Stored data
%%

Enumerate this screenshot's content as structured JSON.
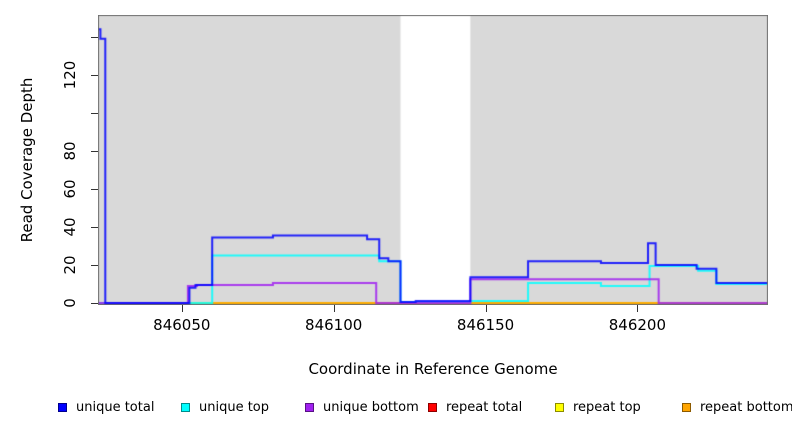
{
  "figure": {
    "x_axis_title": "Coordinate in Reference Genome",
    "y_axis_title": "Read Coverage Depth"
  },
  "chart_data": {
    "type": "line",
    "step_mode": "step-after",
    "title": "",
    "xlabel": "Coordinate in Reference Genome",
    "ylabel": "Read Coverage Depth",
    "xlim": [
      846022.4,
      846243
    ],
    "ylim": [
      0,
      152.6
    ],
    "grid": false,
    "plot_background_shaded": "#d9d9d9",
    "plot_background_gap": "#ffffff",
    "box_color": "#6e6e6e",
    "shaded_regions": [
      [
        846022.4,
        846122
      ],
      [
        846145,
        846243
      ]
    ],
    "unshaded_gap": [
      846122,
      846145
    ],
    "x_ticks": [
      {
        "value": 846050,
        "label": "846050"
      },
      {
        "value": 846100,
        "label": "846100"
      },
      {
        "value": 846150,
        "label": "846150"
      },
      {
        "value": 846200,
        "label": "846200"
      }
    ],
    "y_ticks": [
      {
        "value": 0,
        "label": "0"
      },
      {
        "value": 20,
        "label": "20"
      },
      {
        "value": 40,
        "label": "40"
      },
      {
        "value": 60,
        "label": "60"
      },
      {
        "value": 80,
        "label": "80"
      },
      {
        "value": 100,
        "label": ""
      },
      {
        "value": 120,
        "label": "120"
      },
      {
        "value": 140,
        "label": ""
      }
    ],
    "series": [
      {
        "name": "repeat total",
        "color": "#ff0000",
        "points": [
          [
            846022.4,
            0
          ],
          [
            846243,
            0
          ]
        ]
      },
      {
        "name": "repeat top",
        "color": "#ffff00",
        "points": [
          [
            846022.4,
            0
          ],
          [
            846243,
            0
          ]
        ]
      },
      {
        "name": "repeat bottom",
        "color": "#ffa500",
        "points": [
          [
            846060,
            0
          ],
          [
            846207,
            0
          ]
        ]
      },
      {
        "name": "unique top",
        "color": "#00ffff",
        "points": [
          [
            846022.4,
            0
          ],
          [
            846060,
            25
          ],
          [
            846115,
            22
          ],
          [
            846122,
            0.5
          ],
          [
            846145,
            1
          ],
          [
            846164,
            10.5
          ],
          [
            846188,
            9
          ],
          [
            846204,
            19.5
          ],
          [
            846220,
            17
          ],
          [
            846226,
            10
          ],
          [
            846243,
            10
          ]
        ]
      },
      {
        "name": "unique bottom",
        "color": "#a020f0",
        "points": [
          [
            846022.4,
            0
          ],
          [
            846052,
            9
          ],
          [
            846055,
            9.5
          ],
          [
            846080,
            10.5
          ],
          [
            846114,
            0
          ],
          [
            846145,
            12.5
          ],
          [
            846207,
            0
          ],
          [
            846243,
            0
          ]
        ]
      },
      {
        "name": "unique total",
        "color": "#0000ff",
        "points": [
          [
            846022.4,
            144
          ],
          [
            846023.2,
            139
          ],
          [
            846024.8,
            0
          ],
          [
            846052.5,
            8
          ],
          [
            846054.5,
            9.5
          ],
          [
            846060,
            34.5
          ],
          [
            846080,
            35.5
          ],
          [
            846111,
            33.5
          ],
          [
            846115,
            23.5
          ],
          [
            846118,
            22
          ],
          [
            846122,
            0.5
          ],
          [
            846127,
            1
          ],
          [
            846145,
            13.5
          ],
          [
            846164,
            22
          ],
          [
            846188,
            21
          ],
          [
            846203.5,
            31.5
          ],
          [
            846206,
            20
          ],
          [
            846219.5,
            18
          ],
          [
            846226,
            10.5
          ],
          [
            846243,
            10.5
          ]
        ]
      }
    ],
    "legend": [
      {
        "label": "unique total",
        "color": "#0000ff"
      },
      {
        "label": "unique top",
        "color": "#00ffff"
      },
      {
        "label": "unique bottom",
        "color": "#a020f0"
      },
      {
        "label": "repeat total",
        "color": "#ff0000"
      },
      {
        "label": "repeat top",
        "color": "#ffff00"
      },
      {
        "label": "repeat bottom",
        "color": "#ffa500"
      }
    ],
    "legend_position": "bottom"
  }
}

%%

PROBLEM DETAILS. Above are the records; copy every one of them exactly and omit the images.

RESULT OF THIS TASK.
Enumerate this screenshot's content as structured JSON.
{
  "figure": {
    "x_axis_title": "Coordinate in Reference Genome",
    "y_axis_title": "Read Coverage Depth"
  },
  "chart_data": {
    "type": "line",
    "step_mode": "step-after",
    "title": "",
    "xlabel": "Coordinate in Reference Genome",
    "ylabel": "Read Coverage Depth",
    "xlim": [
      846022.4,
      846243
    ],
    "ylim": [
      0,
      152.6
    ],
    "grid": false,
    "plot_background_shaded": "#d9d9d9",
    "plot_background_gap": "#ffffff",
    "box_color": "#6e6e6e",
    "shaded_regions": [
      [
        846022.4,
        846122
      ],
      [
        846145,
        846243
      ]
    ],
    "unshaded_gap": [
      846122,
      846145
    ],
    "x_ticks": [
      {
        "value": 846050,
        "label": "846050"
      },
      {
        "value": 846100,
        "label": "846100"
      },
      {
        "value": 846150,
        "label": "846150"
      },
      {
        "value": 846200,
        "label": "846200"
      }
    ],
    "y_ticks": [
      {
        "value": 0,
        "label": "0"
      },
      {
        "value": 20,
        "label": "20"
      },
      {
        "value": 40,
        "label": "40"
      },
      {
        "value": 60,
        "label": "60"
      },
      {
        "value": 80,
        "label": "80"
      },
      {
        "value": 100,
        "label": ""
      },
      {
        "value": 120,
        "label": "120"
      },
      {
        "value": 140,
        "label": ""
      }
    ],
    "series": [
      {
        "name": "repeat total",
        "color": "#ff0000",
        "points": [
          [
            846022.4,
            0
          ],
          [
            846243,
            0
          ]
        ]
      },
      {
        "name": "repeat top",
        "color": "#ffff00",
        "points": [
          [
            846022.4,
            0
          ],
          [
            846243,
            0
          ]
        ]
      },
      {
        "name": "repeat bottom",
        "color": "#ffa500",
        "points": [
          [
            846060,
            0
          ],
          [
            846207,
            0
          ]
        ]
      },
      {
        "name": "unique top",
        "color": "#00ffff",
        "points": [
          [
            846022.4,
            0
          ],
          [
            846060,
            25
          ],
          [
            846115,
            22
          ],
          [
            846122,
            0.5
          ],
          [
            846145,
            1
          ],
          [
            846164,
            10.5
          ],
          [
            846188,
            9
          ],
          [
            846204,
            19.5
          ],
          [
            846220,
            17
          ],
          [
            846226,
            10
          ],
          [
            846243,
            10
          ]
        ]
      },
      {
        "name": "unique bottom",
        "color": "#a020f0",
        "points": [
          [
            846022.4,
            0
          ],
          [
            846052,
            9
          ],
          [
            846055,
            9.5
          ],
          [
            846080,
            10.5
          ],
          [
            846114,
            0
          ],
          [
            846145,
            12.5
          ],
          [
            846207,
            0
          ],
          [
            846243,
            0
          ]
        ]
      },
      {
        "name": "unique total",
        "color": "#0000ff",
        "points": [
          [
            846022.4,
            144
          ],
          [
            846023.2,
            139
          ],
          [
            846024.8,
            0
          ],
          [
            846052.5,
            8
          ],
          [
            846054.5,
            9.5
          ],
          [
            846060,
            34.5
          ],
          [
            846080,
            35.5
          ],
          [
            846111,
            33.5
          ],
          [
            846115,
            23.5
          ],
          [
            846118,
            22
          ],
          [
            846122,
            0.5
          ],
          [
            846127,
            1
          ],
          [
            846145,
            13.5
          ],
          [
            846164,
            22
          ],
          [
            846188,
            21
          ],
          [
            846203.5,
            31.5
          ],
          [
            846206,
            20
          ],
          [
            846219.5,
            18
          ],
          [
            846226,
            10.5
          ],
          [
            846243,
            10.5
          ]
        ]
      }
    ],
    "legend": [
      {
        "label": "unique total",
        "color": "#0000ff"
      },
      {
        "label": "unique top",
        "color": "#00ffff"
      },
      {
        "label": "unique bottom",
        "color": "#a020f0"
      },
      {
        "label": "repeat total",
        "color": "#ff0000"
      },
      {
        "label": "repeat top",
        "color": "#ffff00"
      },
      {
        "label": "repeat bottom",
        "color": "#ffa500"
      }
    ],
    "legend_position": "bottom"
  }
}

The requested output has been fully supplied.